| Aim |
Which lines below hold the word "конфокальная"? Copy all of them.
────────
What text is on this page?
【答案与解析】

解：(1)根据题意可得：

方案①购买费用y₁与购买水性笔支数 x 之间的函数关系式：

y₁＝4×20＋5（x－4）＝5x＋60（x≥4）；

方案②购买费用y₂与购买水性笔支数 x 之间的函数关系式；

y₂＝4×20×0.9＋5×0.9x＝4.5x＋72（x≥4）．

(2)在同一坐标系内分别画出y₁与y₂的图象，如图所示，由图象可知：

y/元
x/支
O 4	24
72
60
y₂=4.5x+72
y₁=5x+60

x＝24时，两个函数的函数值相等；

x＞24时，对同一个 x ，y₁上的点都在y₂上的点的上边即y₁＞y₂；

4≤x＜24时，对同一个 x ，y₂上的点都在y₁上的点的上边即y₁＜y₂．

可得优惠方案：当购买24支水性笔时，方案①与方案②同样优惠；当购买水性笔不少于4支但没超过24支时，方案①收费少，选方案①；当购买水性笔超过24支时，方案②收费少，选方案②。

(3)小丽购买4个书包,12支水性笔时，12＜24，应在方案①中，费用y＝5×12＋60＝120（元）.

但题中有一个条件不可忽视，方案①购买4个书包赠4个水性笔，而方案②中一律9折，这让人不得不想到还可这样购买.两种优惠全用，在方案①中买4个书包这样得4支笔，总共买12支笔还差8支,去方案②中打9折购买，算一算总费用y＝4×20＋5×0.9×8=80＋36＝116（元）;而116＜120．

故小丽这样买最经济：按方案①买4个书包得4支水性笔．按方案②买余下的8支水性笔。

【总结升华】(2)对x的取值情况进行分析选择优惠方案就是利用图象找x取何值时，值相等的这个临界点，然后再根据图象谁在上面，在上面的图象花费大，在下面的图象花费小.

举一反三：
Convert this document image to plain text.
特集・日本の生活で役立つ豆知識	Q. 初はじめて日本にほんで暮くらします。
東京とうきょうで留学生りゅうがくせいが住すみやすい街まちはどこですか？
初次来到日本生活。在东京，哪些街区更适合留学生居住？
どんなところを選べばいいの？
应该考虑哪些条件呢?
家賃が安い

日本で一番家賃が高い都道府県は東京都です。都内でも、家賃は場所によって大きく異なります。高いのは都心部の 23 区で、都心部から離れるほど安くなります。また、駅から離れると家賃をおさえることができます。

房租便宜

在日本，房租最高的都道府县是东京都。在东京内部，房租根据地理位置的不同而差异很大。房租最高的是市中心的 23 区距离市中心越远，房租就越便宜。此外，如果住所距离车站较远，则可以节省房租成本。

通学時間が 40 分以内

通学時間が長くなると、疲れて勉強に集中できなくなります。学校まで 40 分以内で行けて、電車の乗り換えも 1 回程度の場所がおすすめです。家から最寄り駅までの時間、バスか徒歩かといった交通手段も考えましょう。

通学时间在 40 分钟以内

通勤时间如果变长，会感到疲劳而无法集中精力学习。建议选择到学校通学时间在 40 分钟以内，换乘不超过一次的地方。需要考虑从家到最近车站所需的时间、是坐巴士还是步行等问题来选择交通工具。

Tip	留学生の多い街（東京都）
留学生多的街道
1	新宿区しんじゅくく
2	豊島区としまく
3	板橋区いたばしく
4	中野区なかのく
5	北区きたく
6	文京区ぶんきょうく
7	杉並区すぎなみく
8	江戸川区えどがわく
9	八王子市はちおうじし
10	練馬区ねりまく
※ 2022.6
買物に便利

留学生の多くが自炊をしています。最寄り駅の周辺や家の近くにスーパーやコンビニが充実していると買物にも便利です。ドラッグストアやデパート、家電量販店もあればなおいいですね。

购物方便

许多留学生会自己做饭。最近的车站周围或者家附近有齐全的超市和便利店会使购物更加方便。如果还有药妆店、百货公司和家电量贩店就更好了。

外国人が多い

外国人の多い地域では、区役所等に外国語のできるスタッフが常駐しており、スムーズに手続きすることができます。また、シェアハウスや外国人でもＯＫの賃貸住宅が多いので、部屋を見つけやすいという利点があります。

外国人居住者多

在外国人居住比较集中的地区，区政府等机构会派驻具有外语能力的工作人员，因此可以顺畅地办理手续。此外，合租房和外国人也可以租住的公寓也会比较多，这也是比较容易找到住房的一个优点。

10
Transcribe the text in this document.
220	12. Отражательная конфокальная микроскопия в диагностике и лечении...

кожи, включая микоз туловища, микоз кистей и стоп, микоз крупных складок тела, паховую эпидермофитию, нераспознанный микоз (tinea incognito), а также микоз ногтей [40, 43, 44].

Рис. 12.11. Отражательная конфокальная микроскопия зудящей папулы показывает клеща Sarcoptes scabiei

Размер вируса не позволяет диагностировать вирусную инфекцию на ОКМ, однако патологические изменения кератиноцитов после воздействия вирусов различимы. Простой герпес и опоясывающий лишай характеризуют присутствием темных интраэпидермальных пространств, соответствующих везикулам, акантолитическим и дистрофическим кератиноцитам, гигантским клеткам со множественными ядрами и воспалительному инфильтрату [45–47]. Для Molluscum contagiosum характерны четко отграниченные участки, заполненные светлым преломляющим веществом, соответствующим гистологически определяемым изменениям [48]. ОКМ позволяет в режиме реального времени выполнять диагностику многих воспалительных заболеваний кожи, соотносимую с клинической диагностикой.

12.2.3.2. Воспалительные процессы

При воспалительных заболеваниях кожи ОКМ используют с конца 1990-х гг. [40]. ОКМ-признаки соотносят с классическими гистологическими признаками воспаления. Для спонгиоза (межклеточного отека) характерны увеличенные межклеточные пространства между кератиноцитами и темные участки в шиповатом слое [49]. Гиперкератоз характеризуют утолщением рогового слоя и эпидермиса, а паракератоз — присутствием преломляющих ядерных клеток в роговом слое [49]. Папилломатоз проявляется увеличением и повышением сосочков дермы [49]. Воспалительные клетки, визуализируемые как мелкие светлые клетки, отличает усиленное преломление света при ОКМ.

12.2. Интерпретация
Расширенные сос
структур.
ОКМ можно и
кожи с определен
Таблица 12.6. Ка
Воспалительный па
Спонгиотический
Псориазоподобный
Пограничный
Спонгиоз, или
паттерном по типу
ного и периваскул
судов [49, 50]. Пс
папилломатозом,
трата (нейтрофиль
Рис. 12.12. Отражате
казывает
────────
| Response to the exercise |
220	12. Отражательная конфокальная микроскопия в диагностике и лечении...
Рис. 12.11. Отражательная конфокальная микроскопия зудящей папулы показывает клеща Sarcoptes scabiei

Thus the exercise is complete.